──────── INPUT ROWS

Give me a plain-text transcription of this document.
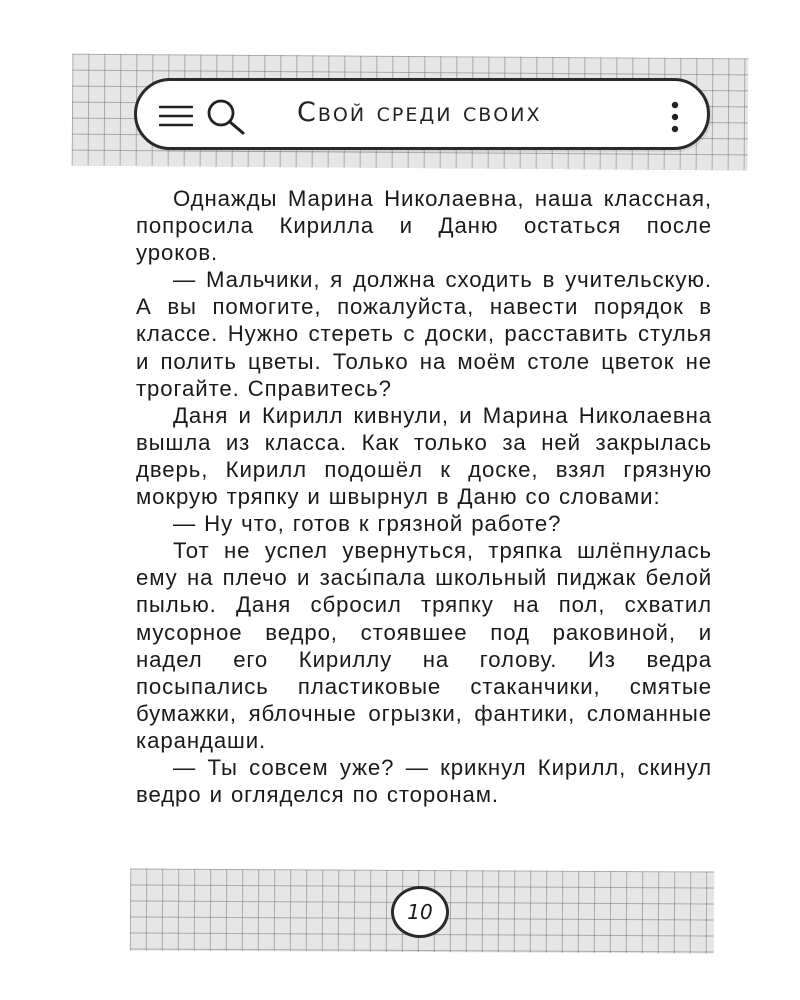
Свой среди своих

Однажды Марина Николаевна, наша классная, попросила Кирилла и Даню остаться после уроков.

— Мальчики, я должна сходить в учительскую. А вы помогите, пожалуйста, навести порядок в классе. Нужно стереть с доски, расставить стулья и полить цветы. Только на моём столе цветок не трогайте. Справитесь?

Даня и Кирилл кивнули, и Марина Николаевна вышла из класса. Как только за ней закрылась дверь, Кирилл подошёл к доске, взял грязную мокрую тряпку и швырнул в Даню со словами:

— Ну что, готов к грязной работе?

Тот не успел увернуться, тряпка шлёпнулась ему на плечо и засы́пала школьный пиджак белой пылью. Даня сбросил тряпку на пол, схватил мусорное ведро, стоявшее под раковиной, и надел его Кириллу на голову. Из ведра посыпались пластиковые стаканчики, смятые бумажки, яблочные огрызки, фантики, сломанные карандаши.

— Ты совсем уже? — крикнул Кирилл, скинул ведро и огляделся по сторонам.

10
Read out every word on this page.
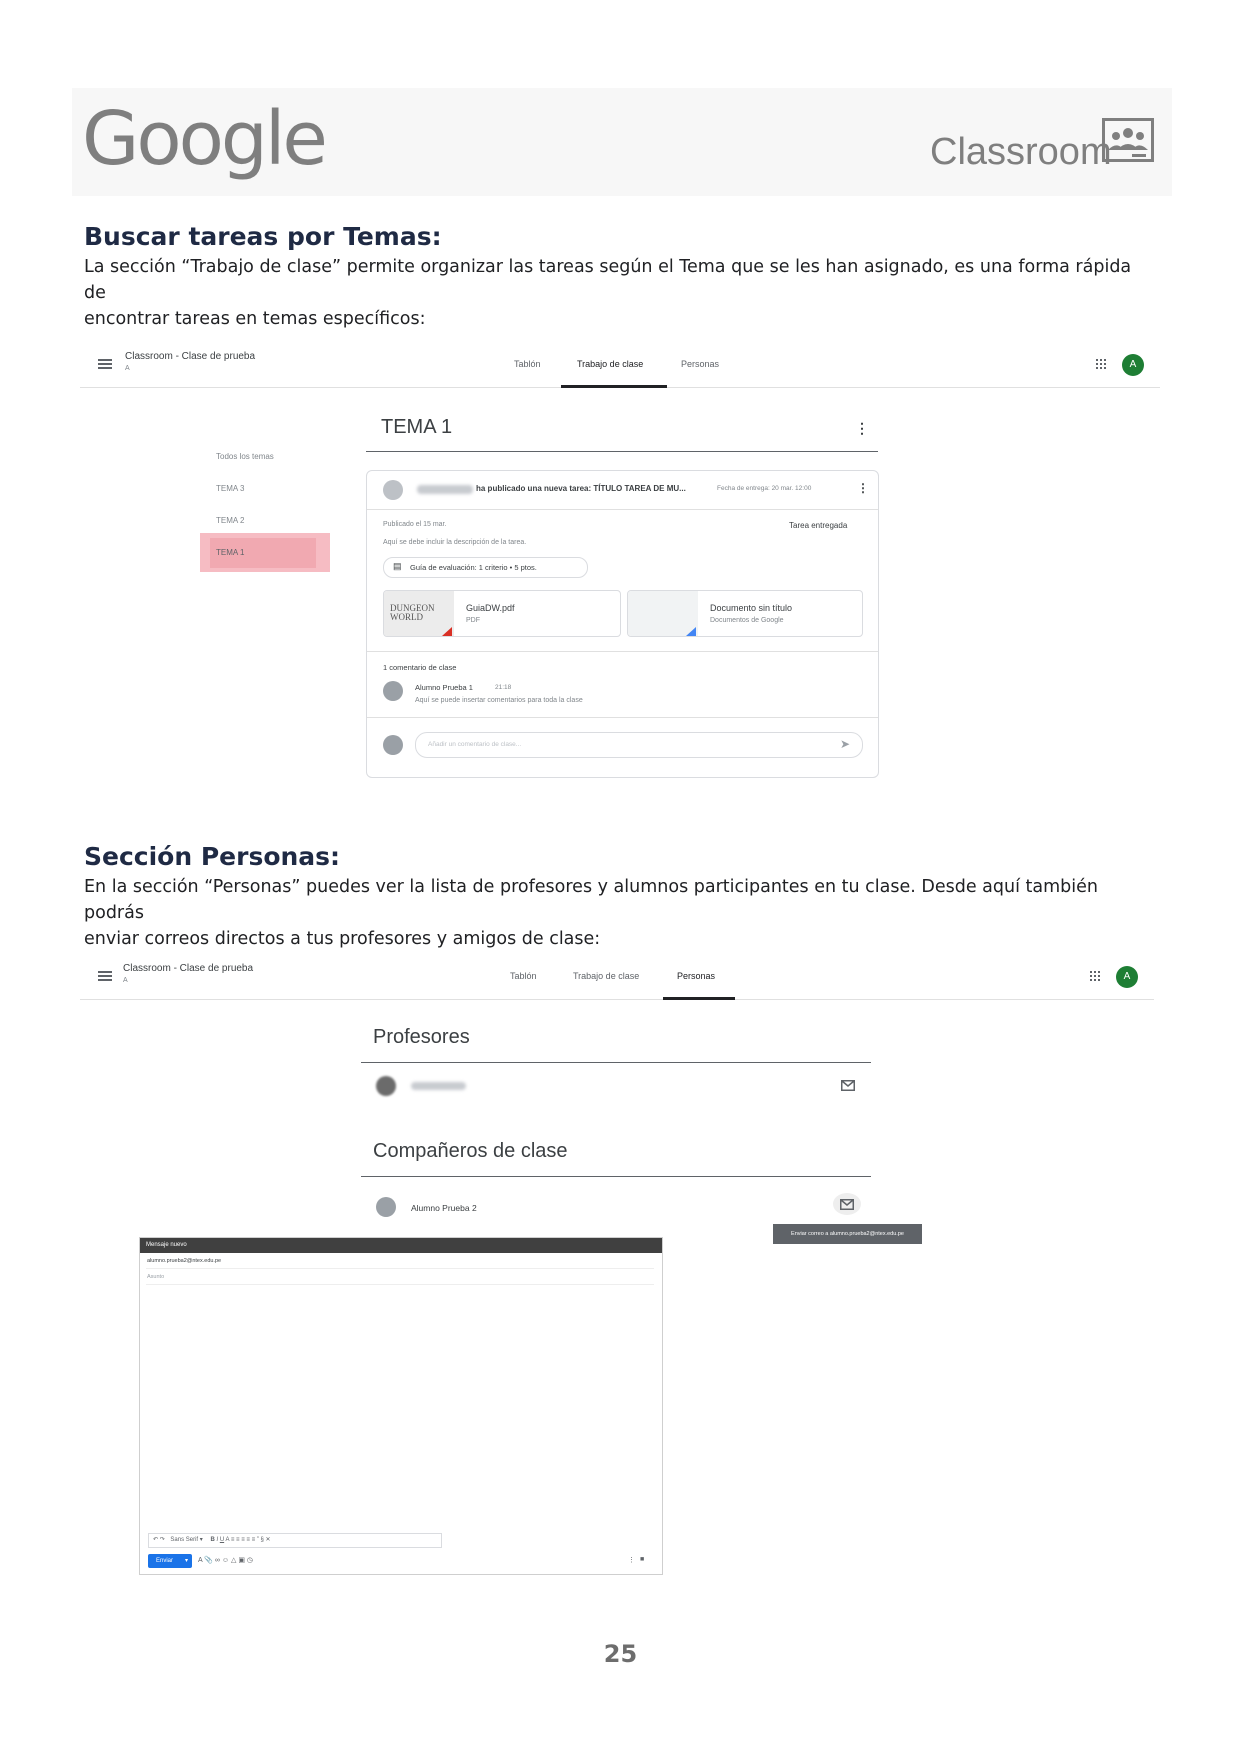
Google	Classroom
Buscar tareas por Temas:
La sección “Trabajo de clase” permite organizar las tareas según el Tema que se les han asignado, es una forma rápida de
encontrar tareas en temas específicos:
Classroom - Clase de prueba
A	Tablón	Trabajo de clase	Personas	A
Todos los temas
TEMA 3
TEMA 2
TEMA 1
TEMA 1	⋮
ha publicado una nueva tarea: TÍTULO TAREA DE MU...	Fecha de entrega: 20 mar. 12:00	⋮
Publicado el 15 mar.	Tarea entregada
Aquí se debe incluir la descripción de la tarea.
▤ Guía de evaluación: 1 criterio • 5 ptos.
DUNGEON WORLD
GuiaDW.pdf
PDF
Documento sin título
Documentos de Google
1 comentario de clase
Alumno Prueba 1	21:18
Aquí se puede insertar comentarios para toda la clase
Añadir un comentario de clase...	➤
Sección Personas:
En la sección “Personas” puedes ver la lista de profesores y alumnos participantes en tu clase. Desde aquí también podrás
enviar correos directos a tus profesores y amigos de clase:
Classroom - Clase de prueba
A	Tablón	Trabajo de clase	Personas	A
Profesores
Compañeros de clase
Alumno Prueba 2
Enviar correo a alumno.prueba2@ntex.edu.pe
Mensaje nuevo
alumno.prueba2@ntex.edu.pe
Asunto
↶ ↷ Sans Serif ▾ B I U A ≡ ≡ ≡ ≡ ≡ ” § ✕
Enviar ▾ A 📎 ∞ ☺ △ ▣ ◷	⋮ ■
25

────────────────

*TASK TO COMPLETE:*
Pictures don't belong in the copy. Restate all the entries exactly.

*RESPONSE TO THE TASK:*
Give me a plain-text transcription of this document.
Свой среди своих

Однажды Марина Николаевна, наша классная, попросила Кирилла и Даню остаться после уроков.

— Мальчики, я должна сходить в учительскую. А вы помогите, пожалуйста, навести порядок в классе. Нужно стереть с доски, расставить стулья и полить цветы. Только на моём столе цветок не трогайте. Справитесь?

Даня и Кирилл кивнули, и Марина Николаевна вышла из класса. Как только за ней закрылась дверь, Кирилл подошёл к доске, взял грязную мокрую тряпку и швырнул в Даню со словами:

— Ну что, готов к грязной работе?

Тот не успел увернуться, тряпка шлёпнулась ему на плечо и засы́пала школьный пиджак белой пылью. Даня сбросил тряпку на пол, схватил мусорное ведро, стоявшее под раковиной, и надел его Кириллу на голову. Из ведра посыпались пластиковые стаканчики, смятые бумажки, яблочные огрызки, фантики, сломанные карандаши.

— Ты совсем уже? — крикнул Кирилл, скинул ведро и огляделся по сторонам.

10
Read out every word on this page.
Google	Classroom
Buscar tareas por Temas:
La sección “Trabajo de clase” permite organizar las tareas según el Tema que se les han asignado, es una forma rápida de
encontrar tareas en temas específicos:
Classroom - Clase de prueba
A	Tablón	Trabajo de clase	Personas	A
Todos los temas
TEMA 3
TEMA 2
TEMA 1
TEMA 1	⋮
ha publicado una nueva tarea: TÍTULO TAREA DE MU...	Fecha de entrega: 20 mar. 12:00	⋮
Publicado el 15 mar.	Tarea entregada
Aquí se debe incluir la descripción de la tarea.
▤ Guía de evaluación: 1 criterio • 5 ptos.
DUNGEON WORLD
GuiaDW.pdf
PDF
Documento sin título
Documentos de Google
1 comentario de clase
Alumno Prueba 1	21:18
Aquí se puede insertar comentarios para toda la clase
Añadir un comentario de clase...	➤
Sección Personas:
En la sección “Personas” puedes ver la lista de profesores y alumnos participantes en tu clase. Desde aquí también podrás
enviar correos directos a tus profesores y amigos de clase:
Classroom - Clase de prueba
A	Tablón	Trabajo de clase	Personas	A
Profesores
Compañeros de clase
Alumno Prueba 2
Enviar correo a alumno.prueba2@ntex.edu.pe
Mensaje nuevo
alumno.prueba2@ntex.edu.pe
Asunto
↶ ↷ Sans Serif ▾ B I U A ≡ ≡ ≡ ≡ ≡ ” § ✕
Enviar ▾ A 📎 ∞ ☺ △ ▣ ◷	⋮ ■
25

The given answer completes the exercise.